:: Problem statement ::
Please give the listing again, word for word, with nothing left out.
%%
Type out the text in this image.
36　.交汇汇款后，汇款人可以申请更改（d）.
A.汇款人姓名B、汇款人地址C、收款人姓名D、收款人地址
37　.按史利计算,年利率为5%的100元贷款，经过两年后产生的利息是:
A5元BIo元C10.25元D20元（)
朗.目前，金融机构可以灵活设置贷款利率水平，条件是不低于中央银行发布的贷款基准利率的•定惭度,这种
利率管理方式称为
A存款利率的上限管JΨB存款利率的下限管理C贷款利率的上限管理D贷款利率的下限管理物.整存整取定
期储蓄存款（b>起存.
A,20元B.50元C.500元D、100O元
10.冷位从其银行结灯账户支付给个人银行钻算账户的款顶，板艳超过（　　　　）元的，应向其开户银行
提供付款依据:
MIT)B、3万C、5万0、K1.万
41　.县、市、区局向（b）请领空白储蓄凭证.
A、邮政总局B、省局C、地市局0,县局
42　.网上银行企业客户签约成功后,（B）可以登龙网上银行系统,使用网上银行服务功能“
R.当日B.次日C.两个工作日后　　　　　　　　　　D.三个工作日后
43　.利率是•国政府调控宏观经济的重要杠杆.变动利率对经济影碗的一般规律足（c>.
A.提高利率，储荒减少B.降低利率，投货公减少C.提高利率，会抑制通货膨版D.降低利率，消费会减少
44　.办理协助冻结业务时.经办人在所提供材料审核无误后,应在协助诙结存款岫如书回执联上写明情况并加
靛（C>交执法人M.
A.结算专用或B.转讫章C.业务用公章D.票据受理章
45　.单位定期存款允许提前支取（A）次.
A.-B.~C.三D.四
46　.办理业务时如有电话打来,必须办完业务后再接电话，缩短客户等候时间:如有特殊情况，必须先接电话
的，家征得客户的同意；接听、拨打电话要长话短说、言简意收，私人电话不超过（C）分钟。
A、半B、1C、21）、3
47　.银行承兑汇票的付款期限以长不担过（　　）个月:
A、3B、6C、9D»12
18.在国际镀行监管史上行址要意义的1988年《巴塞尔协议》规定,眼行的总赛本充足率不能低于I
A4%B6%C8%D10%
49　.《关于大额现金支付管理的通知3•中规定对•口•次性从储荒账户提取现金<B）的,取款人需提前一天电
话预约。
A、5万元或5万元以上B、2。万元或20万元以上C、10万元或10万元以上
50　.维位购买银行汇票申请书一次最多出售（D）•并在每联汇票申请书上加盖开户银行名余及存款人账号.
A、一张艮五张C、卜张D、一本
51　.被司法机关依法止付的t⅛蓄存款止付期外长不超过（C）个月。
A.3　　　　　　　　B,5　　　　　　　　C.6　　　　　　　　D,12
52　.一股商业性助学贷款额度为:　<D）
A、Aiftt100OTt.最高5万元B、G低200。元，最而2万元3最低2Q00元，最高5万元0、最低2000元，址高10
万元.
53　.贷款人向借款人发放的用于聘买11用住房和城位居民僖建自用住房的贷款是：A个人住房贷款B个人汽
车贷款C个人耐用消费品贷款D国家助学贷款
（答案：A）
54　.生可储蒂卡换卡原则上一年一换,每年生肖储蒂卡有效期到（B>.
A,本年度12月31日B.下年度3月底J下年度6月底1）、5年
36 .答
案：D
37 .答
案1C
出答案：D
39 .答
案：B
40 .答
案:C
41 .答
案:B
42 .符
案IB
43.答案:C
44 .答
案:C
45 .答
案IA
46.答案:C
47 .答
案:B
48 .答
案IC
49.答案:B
%%
:: Reply ::
Type out the text in this image.
36　.交汇汇款后，汇款人可以申请更改（d）.
A.汇款人姓名B、汇款人地址C、收款人姓名D、收款人地址
37　.按史利计算,年利率为5%的100元贷款，经过两年后产生的利息是:
A5元BIo元C10.25元D20元（)
朗.目前，金融机构可以灵活设置贷款利率水平，条件是不低于中央银行发布的贷款基准利率的•定惭度,这种
利率管理方式称为
A存款利率的上限管JΨB存款利率的下限管理C贷款利率的上限管理D贷款利率的下限管理物.整存整取定
期储蓄存款（b>起存.
A,20元B.50元C.500元D、100O元
10.冷位从其银行结灯账户支付给个人银行钻算账户的款顶，板艳超过（　　　　）元的，应向其开户银行
提供付款依据:
MIT)B、3万C、5万0、K1.万
41　.县、市、区局向（b）请领空白储蓄凭证.
A、邮政总局B、省局C、地市局0,县局
42　.网上银行企业客户签约成功后,（B）可以登龙网上银行系统,使用网上银行服务功能“
R.当日B.次日C.两个工作日后　　　　　　　　　　D.三个工作日后
43　.利率是•国政府调控宏观经济的重要杠杆.变动利率对经济影碗的一般规律足（c>.
A.提高利率，储荒减少B.降低利率，投货公减少C.提高利率，会抑制通货膨版D.降低利率，消费会减少
44　.办理协助冻结业务时.经办人在所提供材料审核无误后,应在协助诙结存款岫如书回执联上写明情况并加
靛（C>交执法人M.
A.结算专用或B.转讫章C.业务用公章D.票据受理章
45　.单位定期存款允许提前支取（A）次.
A.-B.~C.三D.四
46　.办理业务时如有电话打来,必须办完业务后再接电话，缩短客户等候时间:如有特殊情况，必须先接电话
的，家征得客户的同意；接听、拨打电话要长话短说、言简意收，私人电话不超过（C）分钟。
A、半B、1C、21）、3
47　.银行承兑汇票的付款期限以长不担过（　　）个月:
A、3B、6C、9D»12
18.在国际镀行监管史上行址要意义的1988年《巴塞尔协议》规定,眼行的总赛本充足率不能低于I
A4%B6%C8%D10%
49　.《关于大额现金支付管理的通知3•中规定对•口•次性从储荒账户提取现金<B）的,取款人需提前一天电
话预约。
A、5万元或5万元以上B、2。万元或20万元以上C、10万元或10万元以上
50　.维位购买银行汇票申请书一次最多出售（D）•并在每联汇票申请书上加盖开户银行名余及存款人账号.
A、一张艮五张C、卜张D、一本
51　.被司法机关依法止付的t⅛蓄存款止付期外长不超过（C）个月。
A.3　　　　　　　　B,5　　　　　　　　C.6　　　　　　　　D,12
52　.一股商业性助学贷款额度为:　<D）
A、Aiftt100OTt.最高5万元B、G低200。元，最而2万元3最低2Q00元，最高5万元0、最低2000元，址高10
万元.
53　.贷款人向借款人发放的用于聘买11用住房和城位居民僖建自用住房的贷款是：A个人住房贷款B个人汽
车贷款C个人耐用消费品贷款D国家助学贷款
（答案：A）
54　.生可储蒂卡换卡原则上一年一换,每年生肖储蒂卡有效期到（B>.
A,本年度12月31日B.下年度3月底J下年度6月底1）、5年
36 .答
案：D
37 .答
案1C
出答案：D
39 .答
案：B
40 .答
案:C
41 .答
案:B
42 .符
案IB
43.答案:C
44 .答
案:C
45 .答
案IA
46.答案:C
47 .答
案:B
48 .答
案IC
49.答案:B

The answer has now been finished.